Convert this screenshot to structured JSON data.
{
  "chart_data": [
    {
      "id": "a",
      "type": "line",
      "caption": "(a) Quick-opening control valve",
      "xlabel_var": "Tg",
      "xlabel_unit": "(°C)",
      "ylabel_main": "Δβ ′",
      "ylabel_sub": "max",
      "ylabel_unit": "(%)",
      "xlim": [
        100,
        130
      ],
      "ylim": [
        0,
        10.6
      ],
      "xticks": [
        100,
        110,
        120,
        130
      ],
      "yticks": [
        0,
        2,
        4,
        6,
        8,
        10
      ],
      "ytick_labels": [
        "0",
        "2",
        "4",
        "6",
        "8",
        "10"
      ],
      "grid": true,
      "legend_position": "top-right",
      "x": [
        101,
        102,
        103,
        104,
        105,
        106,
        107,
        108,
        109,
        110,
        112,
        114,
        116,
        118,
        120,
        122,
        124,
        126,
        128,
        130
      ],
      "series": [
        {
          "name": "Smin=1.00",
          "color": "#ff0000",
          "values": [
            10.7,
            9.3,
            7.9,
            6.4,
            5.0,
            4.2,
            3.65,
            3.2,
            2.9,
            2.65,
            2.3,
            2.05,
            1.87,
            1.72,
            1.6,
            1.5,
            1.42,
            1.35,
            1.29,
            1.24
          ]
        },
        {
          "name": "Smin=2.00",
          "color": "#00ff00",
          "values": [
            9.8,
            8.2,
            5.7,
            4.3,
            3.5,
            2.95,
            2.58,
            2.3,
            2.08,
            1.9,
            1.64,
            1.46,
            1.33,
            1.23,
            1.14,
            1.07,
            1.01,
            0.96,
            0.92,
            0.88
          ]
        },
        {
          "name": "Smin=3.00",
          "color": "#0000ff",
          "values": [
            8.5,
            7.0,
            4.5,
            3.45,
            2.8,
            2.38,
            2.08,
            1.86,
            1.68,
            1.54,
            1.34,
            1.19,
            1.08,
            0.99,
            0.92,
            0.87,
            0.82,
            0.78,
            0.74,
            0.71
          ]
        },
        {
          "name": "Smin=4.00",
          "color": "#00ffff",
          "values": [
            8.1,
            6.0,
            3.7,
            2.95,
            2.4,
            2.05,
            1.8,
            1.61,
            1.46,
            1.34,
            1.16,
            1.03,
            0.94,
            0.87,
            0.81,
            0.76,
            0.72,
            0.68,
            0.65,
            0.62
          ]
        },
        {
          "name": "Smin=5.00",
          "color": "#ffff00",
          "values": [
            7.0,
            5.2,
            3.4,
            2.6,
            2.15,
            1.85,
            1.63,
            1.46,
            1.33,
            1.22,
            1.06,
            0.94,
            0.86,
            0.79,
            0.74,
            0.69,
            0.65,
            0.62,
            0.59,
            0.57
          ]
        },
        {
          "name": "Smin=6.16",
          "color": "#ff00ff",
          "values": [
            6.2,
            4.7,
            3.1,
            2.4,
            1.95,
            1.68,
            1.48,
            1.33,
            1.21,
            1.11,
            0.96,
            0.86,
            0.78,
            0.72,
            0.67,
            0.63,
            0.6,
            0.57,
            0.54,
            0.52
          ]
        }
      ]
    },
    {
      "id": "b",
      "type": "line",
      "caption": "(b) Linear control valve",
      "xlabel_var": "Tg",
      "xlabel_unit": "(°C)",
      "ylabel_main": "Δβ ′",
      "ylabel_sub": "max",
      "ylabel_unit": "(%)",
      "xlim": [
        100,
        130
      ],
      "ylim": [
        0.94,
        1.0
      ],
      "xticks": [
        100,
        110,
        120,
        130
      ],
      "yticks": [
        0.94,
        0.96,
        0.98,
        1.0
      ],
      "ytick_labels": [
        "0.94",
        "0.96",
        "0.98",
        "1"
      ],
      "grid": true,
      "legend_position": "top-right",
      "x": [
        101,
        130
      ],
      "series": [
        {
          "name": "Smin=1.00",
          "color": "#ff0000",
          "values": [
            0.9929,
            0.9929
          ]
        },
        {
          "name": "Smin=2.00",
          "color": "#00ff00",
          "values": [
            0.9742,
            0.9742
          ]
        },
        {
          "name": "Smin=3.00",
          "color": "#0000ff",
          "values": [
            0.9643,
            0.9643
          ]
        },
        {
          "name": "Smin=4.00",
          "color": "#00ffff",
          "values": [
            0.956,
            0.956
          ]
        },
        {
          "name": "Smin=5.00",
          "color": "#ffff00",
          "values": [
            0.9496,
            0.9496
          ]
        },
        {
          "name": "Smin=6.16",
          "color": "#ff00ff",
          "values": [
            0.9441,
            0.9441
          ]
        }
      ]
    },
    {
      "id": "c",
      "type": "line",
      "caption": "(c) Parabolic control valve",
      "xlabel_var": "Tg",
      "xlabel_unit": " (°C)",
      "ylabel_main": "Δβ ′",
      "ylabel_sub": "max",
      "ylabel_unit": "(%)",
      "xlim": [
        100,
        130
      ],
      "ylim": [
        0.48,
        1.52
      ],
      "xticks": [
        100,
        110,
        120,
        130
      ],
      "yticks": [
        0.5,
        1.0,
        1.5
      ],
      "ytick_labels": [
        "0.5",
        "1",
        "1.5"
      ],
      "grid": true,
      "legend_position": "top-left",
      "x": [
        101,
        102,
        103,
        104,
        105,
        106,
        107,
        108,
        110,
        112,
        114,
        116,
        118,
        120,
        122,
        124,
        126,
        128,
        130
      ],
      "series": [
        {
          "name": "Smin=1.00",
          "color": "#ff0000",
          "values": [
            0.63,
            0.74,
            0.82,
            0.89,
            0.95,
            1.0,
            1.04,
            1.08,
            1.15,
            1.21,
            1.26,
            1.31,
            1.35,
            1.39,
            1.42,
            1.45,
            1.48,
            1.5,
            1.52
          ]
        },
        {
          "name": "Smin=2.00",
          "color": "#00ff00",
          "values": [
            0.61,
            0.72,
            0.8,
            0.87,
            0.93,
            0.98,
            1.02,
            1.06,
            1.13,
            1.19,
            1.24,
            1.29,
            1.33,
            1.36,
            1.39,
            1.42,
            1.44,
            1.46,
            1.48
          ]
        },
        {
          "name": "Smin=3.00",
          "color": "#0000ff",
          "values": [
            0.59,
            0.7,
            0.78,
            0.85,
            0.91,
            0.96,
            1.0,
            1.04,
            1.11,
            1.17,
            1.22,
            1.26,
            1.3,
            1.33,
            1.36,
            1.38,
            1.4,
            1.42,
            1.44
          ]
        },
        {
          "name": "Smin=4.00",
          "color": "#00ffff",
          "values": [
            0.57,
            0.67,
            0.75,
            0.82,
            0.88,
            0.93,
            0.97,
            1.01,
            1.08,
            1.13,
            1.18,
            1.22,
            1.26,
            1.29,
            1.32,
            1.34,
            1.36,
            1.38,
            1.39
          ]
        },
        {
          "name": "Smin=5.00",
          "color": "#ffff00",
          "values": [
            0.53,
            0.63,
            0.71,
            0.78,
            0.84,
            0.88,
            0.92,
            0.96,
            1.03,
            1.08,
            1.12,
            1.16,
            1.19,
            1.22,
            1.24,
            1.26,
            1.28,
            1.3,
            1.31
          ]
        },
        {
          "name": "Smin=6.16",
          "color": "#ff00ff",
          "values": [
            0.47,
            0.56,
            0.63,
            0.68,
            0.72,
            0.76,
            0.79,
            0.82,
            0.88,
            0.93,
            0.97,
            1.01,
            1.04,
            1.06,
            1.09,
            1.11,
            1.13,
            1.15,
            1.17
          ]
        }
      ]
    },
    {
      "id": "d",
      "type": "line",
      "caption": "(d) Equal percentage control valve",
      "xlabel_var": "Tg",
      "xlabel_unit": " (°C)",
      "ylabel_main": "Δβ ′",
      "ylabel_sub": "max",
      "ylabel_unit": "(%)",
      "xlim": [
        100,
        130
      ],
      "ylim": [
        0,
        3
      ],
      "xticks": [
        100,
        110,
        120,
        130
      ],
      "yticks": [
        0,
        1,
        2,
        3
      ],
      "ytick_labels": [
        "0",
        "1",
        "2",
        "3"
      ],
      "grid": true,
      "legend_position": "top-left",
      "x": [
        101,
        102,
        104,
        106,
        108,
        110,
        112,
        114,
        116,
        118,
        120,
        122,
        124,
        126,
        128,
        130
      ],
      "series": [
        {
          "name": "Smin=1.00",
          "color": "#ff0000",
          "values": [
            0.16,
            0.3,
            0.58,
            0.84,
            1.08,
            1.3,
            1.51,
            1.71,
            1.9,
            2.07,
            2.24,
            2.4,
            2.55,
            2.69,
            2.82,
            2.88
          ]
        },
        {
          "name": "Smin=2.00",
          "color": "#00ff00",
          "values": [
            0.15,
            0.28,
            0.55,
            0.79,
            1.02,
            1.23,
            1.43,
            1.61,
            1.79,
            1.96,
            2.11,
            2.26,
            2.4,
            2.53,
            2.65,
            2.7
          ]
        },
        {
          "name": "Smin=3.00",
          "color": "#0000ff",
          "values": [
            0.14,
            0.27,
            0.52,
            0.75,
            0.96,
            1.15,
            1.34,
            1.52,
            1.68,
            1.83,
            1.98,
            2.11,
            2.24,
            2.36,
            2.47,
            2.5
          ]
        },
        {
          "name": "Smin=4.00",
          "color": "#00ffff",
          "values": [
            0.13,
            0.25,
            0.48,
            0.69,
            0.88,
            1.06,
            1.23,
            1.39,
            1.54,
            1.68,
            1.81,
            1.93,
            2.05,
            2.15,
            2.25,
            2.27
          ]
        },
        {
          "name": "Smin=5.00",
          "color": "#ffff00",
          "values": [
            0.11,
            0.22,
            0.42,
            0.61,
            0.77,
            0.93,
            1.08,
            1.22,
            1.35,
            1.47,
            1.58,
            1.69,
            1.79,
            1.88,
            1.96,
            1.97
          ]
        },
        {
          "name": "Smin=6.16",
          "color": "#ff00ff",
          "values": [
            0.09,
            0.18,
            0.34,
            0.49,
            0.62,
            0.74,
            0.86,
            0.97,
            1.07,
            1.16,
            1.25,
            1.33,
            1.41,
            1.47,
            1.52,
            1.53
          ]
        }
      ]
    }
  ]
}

• _What is needed_
Only a number is wanted: how many lines contain the word "valve"?

• _Reply to the task_
4